#### AVAILABLE DATA:
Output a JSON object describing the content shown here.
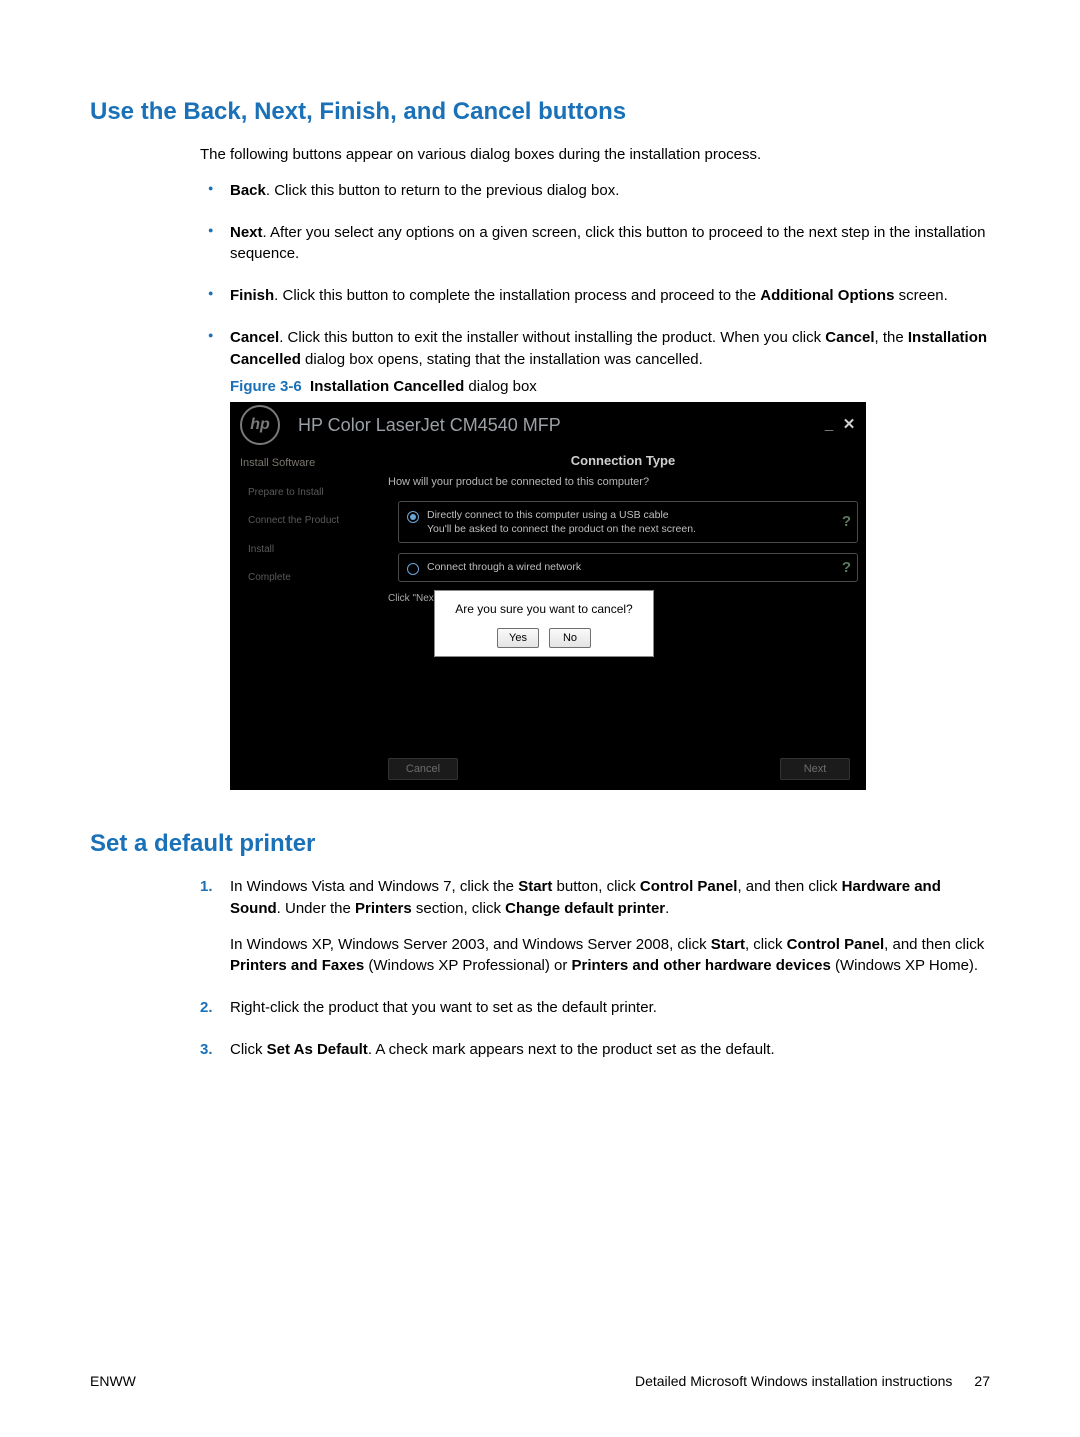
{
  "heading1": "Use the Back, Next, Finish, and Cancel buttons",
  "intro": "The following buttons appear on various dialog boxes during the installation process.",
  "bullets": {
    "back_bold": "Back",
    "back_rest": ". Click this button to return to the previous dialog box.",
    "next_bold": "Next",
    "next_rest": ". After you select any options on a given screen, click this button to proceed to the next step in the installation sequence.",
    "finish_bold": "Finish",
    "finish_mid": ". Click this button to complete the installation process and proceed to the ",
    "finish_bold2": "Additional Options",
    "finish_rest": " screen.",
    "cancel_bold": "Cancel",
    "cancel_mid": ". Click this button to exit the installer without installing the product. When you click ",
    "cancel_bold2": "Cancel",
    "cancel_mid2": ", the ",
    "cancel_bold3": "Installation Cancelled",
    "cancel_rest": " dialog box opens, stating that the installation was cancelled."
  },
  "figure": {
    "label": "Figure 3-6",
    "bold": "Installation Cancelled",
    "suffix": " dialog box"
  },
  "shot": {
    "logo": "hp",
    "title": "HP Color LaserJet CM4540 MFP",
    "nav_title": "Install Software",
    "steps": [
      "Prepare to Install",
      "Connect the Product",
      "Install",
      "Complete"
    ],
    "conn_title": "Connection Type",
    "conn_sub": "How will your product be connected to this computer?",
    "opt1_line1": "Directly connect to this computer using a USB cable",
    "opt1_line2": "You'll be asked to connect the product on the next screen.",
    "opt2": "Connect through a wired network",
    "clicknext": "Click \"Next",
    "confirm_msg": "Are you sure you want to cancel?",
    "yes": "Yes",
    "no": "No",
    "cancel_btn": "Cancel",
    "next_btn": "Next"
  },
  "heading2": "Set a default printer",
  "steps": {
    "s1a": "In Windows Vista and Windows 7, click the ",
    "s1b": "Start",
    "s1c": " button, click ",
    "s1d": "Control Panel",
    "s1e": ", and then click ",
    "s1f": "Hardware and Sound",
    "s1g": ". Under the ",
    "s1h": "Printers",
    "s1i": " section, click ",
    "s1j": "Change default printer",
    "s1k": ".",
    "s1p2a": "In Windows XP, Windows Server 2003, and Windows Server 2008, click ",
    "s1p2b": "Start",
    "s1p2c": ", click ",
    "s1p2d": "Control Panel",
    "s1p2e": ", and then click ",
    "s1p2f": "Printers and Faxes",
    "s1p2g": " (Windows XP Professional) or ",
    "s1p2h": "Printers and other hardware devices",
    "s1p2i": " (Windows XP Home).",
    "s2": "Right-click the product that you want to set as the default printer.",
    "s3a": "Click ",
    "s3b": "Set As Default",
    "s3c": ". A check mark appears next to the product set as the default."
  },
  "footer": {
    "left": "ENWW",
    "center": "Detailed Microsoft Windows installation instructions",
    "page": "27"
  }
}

#### CHALLENGE:
Check each line in the listing above for the string "Printers", then report how many lines contain it, with no other text.

#### RESULT FOR THIS TASK:
3